## START
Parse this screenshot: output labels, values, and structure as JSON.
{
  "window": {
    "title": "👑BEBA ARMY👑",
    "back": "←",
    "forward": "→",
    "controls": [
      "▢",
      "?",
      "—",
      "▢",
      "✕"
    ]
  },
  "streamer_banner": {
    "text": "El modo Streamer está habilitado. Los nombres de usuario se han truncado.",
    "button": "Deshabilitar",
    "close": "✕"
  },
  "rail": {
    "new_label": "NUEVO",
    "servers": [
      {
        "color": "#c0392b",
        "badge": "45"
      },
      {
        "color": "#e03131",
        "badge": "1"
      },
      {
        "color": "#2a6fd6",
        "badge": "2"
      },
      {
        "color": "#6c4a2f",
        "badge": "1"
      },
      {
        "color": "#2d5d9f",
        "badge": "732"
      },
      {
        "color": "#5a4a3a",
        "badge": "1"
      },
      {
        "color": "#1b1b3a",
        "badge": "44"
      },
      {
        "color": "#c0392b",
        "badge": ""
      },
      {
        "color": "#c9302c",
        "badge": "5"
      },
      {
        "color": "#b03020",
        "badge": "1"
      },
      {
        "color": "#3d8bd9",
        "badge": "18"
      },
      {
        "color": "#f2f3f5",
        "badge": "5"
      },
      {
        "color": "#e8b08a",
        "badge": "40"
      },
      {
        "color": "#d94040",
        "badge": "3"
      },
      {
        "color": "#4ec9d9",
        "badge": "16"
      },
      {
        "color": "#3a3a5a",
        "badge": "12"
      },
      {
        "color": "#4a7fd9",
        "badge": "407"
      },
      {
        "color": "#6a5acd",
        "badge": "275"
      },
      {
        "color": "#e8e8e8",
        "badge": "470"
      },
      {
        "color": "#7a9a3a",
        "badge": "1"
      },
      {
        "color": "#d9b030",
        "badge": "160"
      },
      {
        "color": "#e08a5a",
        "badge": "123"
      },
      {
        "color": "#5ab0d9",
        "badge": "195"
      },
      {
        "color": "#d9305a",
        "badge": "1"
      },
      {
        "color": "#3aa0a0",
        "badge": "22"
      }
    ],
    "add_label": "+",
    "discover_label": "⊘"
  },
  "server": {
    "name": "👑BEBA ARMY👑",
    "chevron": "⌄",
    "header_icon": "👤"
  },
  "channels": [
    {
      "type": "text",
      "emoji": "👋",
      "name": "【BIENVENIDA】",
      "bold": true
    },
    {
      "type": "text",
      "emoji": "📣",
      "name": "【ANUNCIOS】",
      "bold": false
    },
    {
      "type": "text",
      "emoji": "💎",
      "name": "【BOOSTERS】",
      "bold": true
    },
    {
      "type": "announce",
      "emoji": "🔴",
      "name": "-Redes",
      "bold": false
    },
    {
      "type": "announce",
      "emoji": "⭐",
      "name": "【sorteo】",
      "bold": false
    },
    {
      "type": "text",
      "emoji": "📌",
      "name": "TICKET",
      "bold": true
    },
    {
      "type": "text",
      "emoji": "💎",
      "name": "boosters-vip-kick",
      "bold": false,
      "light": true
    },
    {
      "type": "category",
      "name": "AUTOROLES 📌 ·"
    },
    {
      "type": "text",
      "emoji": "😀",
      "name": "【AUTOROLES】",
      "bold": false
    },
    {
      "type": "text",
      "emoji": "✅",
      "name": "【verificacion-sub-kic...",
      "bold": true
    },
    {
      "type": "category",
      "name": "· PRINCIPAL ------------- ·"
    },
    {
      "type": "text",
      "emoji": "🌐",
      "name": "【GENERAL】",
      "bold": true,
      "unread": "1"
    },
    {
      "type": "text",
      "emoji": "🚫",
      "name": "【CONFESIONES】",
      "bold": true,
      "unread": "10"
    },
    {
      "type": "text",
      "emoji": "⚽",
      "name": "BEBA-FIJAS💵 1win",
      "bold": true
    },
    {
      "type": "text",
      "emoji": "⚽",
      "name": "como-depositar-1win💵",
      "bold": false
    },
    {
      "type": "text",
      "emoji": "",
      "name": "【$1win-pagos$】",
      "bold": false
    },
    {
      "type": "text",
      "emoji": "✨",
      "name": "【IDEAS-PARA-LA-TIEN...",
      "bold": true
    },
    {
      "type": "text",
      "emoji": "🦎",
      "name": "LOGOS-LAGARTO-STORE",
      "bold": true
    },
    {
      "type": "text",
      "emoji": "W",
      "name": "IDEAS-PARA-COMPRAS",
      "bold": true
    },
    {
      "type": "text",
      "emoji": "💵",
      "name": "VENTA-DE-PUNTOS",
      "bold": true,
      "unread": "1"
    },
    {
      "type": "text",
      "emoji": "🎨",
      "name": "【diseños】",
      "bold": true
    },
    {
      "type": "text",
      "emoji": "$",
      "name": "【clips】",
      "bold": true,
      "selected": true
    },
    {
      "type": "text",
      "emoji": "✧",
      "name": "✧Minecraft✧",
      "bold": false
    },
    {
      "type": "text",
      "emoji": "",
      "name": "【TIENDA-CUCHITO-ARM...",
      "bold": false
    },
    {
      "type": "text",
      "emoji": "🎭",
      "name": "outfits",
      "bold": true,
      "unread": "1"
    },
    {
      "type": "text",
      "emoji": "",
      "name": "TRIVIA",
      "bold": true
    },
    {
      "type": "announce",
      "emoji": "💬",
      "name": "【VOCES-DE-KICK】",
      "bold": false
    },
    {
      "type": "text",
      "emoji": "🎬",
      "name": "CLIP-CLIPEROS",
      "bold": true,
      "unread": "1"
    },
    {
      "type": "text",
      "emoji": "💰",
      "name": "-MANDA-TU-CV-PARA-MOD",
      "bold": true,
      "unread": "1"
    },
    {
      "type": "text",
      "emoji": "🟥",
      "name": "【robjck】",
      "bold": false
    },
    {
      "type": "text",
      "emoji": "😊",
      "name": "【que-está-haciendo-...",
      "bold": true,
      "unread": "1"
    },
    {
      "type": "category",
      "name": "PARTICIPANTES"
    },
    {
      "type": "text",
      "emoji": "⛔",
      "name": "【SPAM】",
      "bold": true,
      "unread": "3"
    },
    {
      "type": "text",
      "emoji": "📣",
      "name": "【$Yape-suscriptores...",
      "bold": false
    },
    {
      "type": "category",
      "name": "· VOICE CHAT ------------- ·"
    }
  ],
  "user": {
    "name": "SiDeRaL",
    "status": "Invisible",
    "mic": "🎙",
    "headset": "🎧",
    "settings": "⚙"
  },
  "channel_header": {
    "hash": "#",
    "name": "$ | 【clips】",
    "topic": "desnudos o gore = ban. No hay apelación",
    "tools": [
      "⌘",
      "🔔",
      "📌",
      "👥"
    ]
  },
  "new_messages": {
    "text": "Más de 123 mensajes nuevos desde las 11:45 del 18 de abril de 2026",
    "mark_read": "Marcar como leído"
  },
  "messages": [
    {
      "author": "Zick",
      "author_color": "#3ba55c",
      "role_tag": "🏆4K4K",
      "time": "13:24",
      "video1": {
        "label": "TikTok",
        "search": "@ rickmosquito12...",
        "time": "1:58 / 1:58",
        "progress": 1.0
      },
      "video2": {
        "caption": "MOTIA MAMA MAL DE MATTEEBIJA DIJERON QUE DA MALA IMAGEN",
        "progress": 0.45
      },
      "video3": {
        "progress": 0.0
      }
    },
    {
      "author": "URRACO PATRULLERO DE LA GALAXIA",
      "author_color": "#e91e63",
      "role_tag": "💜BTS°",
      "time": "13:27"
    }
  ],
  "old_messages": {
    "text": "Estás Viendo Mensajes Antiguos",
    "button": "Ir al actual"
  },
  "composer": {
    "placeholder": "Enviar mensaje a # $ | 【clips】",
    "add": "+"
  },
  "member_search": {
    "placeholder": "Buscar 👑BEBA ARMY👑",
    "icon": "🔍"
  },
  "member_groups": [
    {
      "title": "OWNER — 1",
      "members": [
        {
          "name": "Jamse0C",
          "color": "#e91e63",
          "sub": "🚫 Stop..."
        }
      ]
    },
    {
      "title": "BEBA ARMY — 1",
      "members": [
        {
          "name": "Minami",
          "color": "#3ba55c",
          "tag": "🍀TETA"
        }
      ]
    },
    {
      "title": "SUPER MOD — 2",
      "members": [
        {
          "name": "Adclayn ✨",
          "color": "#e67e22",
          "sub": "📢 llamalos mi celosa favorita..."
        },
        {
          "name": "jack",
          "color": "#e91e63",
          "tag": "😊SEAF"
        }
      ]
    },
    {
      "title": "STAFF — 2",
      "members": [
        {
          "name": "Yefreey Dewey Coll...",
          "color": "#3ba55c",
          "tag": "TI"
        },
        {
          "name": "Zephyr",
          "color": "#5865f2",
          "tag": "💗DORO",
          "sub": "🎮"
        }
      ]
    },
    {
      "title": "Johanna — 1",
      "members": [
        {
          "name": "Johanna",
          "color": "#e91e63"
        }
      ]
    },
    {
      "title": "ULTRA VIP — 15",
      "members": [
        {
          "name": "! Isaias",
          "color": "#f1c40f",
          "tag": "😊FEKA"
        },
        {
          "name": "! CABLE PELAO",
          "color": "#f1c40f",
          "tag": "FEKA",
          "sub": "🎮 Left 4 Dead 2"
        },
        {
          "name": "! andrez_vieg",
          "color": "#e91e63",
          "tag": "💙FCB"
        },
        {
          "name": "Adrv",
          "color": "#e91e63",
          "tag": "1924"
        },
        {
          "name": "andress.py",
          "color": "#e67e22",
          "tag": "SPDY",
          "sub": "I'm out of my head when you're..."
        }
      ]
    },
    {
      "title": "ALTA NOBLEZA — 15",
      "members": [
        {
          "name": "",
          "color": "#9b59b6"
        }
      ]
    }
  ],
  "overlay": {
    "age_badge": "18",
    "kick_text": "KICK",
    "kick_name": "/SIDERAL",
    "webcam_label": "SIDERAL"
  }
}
## END
Given exercise
From the records above, pull out each line that has "como".

Full solution
      "name": "como-depositar-1win💵",
    "mark_read": "Marcar como leído"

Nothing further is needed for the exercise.